(Figure dataset records)

_ _ _ _ _ _ _

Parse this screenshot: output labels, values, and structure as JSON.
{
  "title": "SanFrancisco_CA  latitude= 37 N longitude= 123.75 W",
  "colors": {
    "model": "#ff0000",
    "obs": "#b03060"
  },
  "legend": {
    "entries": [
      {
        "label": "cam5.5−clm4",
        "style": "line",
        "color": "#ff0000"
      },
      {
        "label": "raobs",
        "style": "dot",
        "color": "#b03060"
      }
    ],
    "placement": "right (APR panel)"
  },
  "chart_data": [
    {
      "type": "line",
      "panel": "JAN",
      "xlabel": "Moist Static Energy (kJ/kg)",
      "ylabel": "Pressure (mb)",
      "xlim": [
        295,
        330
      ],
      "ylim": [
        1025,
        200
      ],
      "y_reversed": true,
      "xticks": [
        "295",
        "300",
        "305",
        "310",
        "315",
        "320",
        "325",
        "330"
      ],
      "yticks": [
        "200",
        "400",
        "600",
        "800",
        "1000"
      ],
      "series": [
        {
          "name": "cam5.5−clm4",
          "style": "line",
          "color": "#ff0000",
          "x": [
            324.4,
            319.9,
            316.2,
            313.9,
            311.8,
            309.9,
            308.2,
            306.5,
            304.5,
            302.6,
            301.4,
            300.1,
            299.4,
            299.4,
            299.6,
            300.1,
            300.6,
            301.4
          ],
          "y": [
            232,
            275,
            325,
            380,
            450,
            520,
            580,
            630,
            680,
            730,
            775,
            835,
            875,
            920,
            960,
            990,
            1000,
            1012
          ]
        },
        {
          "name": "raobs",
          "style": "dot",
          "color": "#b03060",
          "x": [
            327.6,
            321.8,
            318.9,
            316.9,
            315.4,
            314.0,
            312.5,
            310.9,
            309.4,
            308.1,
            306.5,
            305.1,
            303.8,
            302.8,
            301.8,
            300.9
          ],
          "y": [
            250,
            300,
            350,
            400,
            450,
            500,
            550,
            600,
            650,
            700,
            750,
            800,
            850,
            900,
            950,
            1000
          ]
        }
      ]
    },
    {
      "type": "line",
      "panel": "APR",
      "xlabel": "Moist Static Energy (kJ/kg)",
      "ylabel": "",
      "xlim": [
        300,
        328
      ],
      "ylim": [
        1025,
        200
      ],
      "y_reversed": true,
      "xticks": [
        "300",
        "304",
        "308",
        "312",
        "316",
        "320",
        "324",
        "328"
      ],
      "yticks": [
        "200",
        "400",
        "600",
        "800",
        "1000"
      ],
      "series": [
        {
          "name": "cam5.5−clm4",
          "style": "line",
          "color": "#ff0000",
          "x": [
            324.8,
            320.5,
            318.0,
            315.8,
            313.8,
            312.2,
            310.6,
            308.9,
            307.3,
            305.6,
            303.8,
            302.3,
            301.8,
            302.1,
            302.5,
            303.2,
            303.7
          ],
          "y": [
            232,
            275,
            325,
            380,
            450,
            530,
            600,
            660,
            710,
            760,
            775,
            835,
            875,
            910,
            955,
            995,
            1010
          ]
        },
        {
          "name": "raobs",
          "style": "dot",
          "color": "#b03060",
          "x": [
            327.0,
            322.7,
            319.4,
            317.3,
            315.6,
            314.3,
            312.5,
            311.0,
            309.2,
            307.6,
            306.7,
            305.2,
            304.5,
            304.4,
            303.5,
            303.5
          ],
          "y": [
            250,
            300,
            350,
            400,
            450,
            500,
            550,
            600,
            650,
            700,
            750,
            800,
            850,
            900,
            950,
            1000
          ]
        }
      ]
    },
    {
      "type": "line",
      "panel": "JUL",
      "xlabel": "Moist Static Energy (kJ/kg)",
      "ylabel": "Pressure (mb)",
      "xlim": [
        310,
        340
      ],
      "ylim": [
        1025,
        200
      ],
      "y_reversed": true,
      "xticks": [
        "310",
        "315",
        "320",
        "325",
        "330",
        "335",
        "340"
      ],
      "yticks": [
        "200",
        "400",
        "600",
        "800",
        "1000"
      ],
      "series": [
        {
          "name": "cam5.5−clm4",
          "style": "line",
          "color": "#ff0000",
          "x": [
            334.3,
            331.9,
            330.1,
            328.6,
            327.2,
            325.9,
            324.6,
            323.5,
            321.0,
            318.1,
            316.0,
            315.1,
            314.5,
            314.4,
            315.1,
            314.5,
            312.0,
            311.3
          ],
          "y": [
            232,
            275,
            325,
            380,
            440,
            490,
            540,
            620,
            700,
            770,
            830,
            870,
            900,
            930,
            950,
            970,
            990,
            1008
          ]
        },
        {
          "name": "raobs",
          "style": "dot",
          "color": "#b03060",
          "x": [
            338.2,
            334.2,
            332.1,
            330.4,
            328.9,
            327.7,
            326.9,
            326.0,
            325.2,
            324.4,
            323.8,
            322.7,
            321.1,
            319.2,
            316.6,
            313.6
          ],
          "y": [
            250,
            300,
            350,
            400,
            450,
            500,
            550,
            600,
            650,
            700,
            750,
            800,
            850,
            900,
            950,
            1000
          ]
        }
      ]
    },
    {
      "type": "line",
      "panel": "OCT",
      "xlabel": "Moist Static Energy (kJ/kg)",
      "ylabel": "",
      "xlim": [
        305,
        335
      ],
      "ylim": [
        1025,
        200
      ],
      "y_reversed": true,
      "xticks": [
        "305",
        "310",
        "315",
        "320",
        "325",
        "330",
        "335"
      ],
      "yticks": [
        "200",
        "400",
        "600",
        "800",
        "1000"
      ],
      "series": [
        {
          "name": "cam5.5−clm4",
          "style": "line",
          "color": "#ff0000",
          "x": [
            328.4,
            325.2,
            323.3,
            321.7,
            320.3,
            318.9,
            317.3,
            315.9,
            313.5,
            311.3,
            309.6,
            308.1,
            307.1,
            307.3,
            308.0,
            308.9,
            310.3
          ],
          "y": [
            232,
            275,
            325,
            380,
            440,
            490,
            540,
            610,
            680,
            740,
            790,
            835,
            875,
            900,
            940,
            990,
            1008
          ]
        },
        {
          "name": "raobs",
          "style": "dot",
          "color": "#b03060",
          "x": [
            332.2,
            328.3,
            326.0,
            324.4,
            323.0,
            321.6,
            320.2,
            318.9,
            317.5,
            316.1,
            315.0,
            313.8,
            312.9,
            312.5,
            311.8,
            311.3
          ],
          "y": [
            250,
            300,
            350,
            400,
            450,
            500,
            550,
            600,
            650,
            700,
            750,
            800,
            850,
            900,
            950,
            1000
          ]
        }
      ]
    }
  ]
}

_ _ _ _ _ _ _

WHAT IS NEEDED
Reproduce every line of the listing above in which the string "panel" appears.

FULL ANSWER
    "placement": "right (APR panel)"
      "panel": "JAN",
      "panel": "APR",
      "panel": "JUL",
      "panel": "OCT",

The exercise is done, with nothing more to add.